(Records)

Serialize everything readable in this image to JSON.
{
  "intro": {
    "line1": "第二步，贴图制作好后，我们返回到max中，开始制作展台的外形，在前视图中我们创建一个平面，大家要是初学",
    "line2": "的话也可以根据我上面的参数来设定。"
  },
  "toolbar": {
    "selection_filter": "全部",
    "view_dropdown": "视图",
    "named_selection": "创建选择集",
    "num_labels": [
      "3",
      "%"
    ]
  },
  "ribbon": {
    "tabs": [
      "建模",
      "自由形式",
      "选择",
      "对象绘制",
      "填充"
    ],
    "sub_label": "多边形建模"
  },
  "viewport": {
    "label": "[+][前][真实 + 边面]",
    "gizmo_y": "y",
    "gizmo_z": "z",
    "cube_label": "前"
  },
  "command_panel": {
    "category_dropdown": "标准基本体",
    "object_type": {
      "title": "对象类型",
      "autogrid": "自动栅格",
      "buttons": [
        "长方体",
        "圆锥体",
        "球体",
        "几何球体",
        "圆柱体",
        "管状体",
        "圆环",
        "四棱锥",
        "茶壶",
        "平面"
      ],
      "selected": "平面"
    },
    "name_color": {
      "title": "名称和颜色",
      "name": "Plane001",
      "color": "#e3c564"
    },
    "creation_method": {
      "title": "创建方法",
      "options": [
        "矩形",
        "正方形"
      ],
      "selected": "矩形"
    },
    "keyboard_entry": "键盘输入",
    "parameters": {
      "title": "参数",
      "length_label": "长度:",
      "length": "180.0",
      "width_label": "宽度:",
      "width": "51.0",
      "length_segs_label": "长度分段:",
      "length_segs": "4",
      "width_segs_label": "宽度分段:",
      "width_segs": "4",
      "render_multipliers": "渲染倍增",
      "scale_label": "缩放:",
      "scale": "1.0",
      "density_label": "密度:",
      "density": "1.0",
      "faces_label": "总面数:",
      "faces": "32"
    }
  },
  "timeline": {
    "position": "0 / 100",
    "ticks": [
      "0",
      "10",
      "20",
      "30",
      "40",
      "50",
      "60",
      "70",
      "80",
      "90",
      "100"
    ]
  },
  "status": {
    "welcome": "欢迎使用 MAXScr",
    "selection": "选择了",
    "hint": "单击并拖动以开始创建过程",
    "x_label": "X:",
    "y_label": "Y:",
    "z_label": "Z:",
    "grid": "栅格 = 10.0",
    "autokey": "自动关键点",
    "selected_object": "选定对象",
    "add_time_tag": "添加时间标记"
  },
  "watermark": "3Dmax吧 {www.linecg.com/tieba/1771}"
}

■ **What you have to do**
Restate each record exactly as written.

■ **Written solution**
Serialize everything readable in this image to JSON.
{
  "intro": {
    "line1": "第二步，贴图制作好后，我们返回到max中，开始制作展台的外形，在前视图中我们创建一个平面，大家要是初学",
    "line2": "的话也可以根据我上面的参数来设定。"
  },
  "toolbar": {
    "selection_filter": "全部",
    "view_dropdown": "视图",
    "named_selection": "创建选择集",
    "num_labels": [
      "3",
      "%"
    ]
  },
  "ribbon": {
    "tabs": [
      "建模",
      "自由形式",
      "选择",
      "对象绘制",
      "填充"
    ],
    "sub_label": "多边形建模"
  },
  "viewport": {
    "label": "[+][前][真实 + 边面]",
    "gizmo_y": "y",
    "gizmo_z": "z",
    "cube_label": "前"
  },
  "command_panel": {
    "category_dropdown": "标准基本体",
    "object_type": {
      "title": "对象类型",
      "autogrid": "自动栅格",
      "buttons": [
        "长方体",
        "圆锥体",
        "球体",
        "几何球体",
        "圆柱体",
        "管状体",
        "圆环",
        "四棱锥",
        "茶壶",
        "平面"
      ],
      "selected": "平面"
    },
    "name_color": {
      "title": "名称和颜色",
      "name": "Plane001",
      "color": "#e3c564"
    },
    "creation_method": {
      "title": "创建方法",
      "options": [
        "矩形",
        "正方形"
      ],
      "selected": "矩形"
    },
    "keyboard_entry": "键盘输入",
    "parameters": {
      "title": "参数",
      "length_label": "长度:",
      "length": "180.0",
      "width_label": "宽度:",
      "width": "51.0",
      "length_segs_label": "长度分段:",
      "length_segs": "4",
      "width_segs_label": "宽度分段:",
      "width_segs": "4",
      "render_multipliers": "渲染倍增",
      "scale_label": "缩放:",
      "scale": "1.0",
      "density_label": "密度:",
      "density": "1.0",
      "faces_label": "总面数:",
      "faces": "32"
    }
  },
  "timeline": {
    "position": "0 / 100",
    "ticks": [
      "0",
      "10",
      "20",
      "30",
      "40",
      "50",
      "60",
      "70",
      "80",
      "90",
      "100"
    ]
  },
  "status": {
    "welcome": "欢迎使用 MAXScr",
    "selection": "选择了",
    "hint": "单击并拖动以开始创建过程",
    "x_label": "X:",
    "y_label": "Y:",
    "z_label": "Z:",
    "grid": "栅格 = 10.0",
    "autokey": "自动关键点",
    "selected_object": "选定对象",
    "add_time_tag": "添加时间标记"
  },
  "watermark": "3Dmax吧 {www.linecg.com/tieba/1771}"
}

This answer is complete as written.